Problem to work on:
Look through the listing for the word "Annealed". Copy each line that has it.

Input data:
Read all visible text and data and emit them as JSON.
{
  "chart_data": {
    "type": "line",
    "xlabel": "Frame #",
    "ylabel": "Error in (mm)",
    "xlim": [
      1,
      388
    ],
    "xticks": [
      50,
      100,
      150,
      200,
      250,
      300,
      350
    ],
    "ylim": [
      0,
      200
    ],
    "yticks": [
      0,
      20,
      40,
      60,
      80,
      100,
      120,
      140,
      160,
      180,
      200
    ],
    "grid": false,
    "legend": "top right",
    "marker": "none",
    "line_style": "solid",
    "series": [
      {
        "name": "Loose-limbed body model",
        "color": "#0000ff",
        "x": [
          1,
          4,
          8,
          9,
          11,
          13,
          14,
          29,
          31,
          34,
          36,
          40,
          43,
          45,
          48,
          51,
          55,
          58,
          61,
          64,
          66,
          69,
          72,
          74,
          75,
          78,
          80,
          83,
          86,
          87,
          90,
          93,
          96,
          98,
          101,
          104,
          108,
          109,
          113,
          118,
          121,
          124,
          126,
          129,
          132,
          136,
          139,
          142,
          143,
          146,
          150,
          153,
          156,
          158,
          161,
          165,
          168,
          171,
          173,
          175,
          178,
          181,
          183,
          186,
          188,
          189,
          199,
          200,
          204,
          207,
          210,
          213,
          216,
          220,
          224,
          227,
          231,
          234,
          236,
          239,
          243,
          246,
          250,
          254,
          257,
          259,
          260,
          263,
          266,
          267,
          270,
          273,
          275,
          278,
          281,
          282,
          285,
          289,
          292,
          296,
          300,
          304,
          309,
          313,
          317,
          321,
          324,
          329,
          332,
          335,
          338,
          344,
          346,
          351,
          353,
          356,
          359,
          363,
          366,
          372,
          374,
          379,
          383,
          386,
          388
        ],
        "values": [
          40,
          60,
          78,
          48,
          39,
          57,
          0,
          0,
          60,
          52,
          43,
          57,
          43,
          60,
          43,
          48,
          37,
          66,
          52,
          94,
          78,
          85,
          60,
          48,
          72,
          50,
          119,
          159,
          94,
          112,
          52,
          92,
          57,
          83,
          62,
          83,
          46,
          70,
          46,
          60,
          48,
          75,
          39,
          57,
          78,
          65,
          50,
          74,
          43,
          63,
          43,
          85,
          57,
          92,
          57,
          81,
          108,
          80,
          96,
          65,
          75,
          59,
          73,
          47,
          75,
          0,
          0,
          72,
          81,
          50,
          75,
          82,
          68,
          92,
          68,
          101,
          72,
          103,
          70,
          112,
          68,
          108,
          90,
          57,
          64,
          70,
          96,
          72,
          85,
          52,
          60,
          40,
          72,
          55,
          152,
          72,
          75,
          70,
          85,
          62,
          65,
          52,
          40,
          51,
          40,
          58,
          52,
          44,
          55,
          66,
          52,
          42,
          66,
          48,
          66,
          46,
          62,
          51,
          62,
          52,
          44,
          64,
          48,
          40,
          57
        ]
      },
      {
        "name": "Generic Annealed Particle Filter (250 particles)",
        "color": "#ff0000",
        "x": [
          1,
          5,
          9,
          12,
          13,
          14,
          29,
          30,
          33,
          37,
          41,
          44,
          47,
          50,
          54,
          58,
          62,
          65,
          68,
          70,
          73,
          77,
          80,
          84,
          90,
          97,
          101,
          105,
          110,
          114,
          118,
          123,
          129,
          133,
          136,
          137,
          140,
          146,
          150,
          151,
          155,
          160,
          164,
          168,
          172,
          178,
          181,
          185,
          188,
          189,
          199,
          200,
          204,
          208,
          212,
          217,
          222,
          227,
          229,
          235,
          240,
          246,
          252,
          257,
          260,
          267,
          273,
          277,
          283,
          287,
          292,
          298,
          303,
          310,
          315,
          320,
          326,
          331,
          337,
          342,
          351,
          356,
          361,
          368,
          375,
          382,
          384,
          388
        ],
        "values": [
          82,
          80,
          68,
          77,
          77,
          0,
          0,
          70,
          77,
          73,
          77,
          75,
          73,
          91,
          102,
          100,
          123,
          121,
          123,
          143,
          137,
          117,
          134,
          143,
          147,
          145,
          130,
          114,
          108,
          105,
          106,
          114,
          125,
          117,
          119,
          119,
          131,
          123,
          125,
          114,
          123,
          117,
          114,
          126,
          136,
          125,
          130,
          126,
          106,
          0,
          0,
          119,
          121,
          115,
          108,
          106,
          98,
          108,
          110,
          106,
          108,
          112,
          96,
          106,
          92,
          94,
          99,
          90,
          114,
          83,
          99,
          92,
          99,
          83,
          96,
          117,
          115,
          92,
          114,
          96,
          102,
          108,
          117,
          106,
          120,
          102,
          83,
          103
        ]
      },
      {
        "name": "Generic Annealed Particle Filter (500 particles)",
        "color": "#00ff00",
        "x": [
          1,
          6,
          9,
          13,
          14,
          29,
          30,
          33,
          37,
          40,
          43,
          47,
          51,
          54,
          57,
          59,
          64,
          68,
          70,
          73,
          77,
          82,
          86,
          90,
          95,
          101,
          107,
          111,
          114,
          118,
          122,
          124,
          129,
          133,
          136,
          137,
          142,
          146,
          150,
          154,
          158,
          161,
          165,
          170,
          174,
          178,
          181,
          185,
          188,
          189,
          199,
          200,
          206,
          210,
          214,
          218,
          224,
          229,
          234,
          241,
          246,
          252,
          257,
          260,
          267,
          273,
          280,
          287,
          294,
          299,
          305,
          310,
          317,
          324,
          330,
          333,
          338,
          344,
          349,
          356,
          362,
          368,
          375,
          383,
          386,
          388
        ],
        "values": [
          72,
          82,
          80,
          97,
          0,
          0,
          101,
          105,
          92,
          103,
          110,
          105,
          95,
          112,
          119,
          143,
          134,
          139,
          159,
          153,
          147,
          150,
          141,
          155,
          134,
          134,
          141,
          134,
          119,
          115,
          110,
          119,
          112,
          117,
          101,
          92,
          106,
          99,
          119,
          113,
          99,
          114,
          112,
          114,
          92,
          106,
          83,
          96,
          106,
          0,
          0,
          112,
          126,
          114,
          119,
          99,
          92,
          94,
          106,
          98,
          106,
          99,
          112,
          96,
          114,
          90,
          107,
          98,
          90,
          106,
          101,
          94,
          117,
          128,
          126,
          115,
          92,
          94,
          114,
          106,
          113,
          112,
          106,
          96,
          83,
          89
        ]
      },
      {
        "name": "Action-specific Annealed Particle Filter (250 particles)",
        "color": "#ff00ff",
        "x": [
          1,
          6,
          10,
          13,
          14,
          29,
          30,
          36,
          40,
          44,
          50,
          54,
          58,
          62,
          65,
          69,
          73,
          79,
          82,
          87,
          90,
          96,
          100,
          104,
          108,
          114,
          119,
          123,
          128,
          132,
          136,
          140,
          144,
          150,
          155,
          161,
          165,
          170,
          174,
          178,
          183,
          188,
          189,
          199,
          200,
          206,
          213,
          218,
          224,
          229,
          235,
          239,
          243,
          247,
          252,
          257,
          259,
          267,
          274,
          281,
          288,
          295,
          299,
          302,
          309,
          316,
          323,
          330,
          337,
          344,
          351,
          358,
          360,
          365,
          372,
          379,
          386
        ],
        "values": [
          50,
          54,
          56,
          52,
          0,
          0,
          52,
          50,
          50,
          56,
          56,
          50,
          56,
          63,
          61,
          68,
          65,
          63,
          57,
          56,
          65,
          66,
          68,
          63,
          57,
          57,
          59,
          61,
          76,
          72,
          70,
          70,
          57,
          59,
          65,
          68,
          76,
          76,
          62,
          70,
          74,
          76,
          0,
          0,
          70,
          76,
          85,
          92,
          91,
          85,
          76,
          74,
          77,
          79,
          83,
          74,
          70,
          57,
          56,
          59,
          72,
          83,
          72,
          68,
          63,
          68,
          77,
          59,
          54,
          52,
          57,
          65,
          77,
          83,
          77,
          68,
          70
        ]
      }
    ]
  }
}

Answer to the problem:
        "name": "Generic Annealed Particle Filter (250 particles)",
        "name": "Generic Annealed Particle Filter (500 particles)",
        "name": "Action-specific Annealed Particle Filter (250 particles)",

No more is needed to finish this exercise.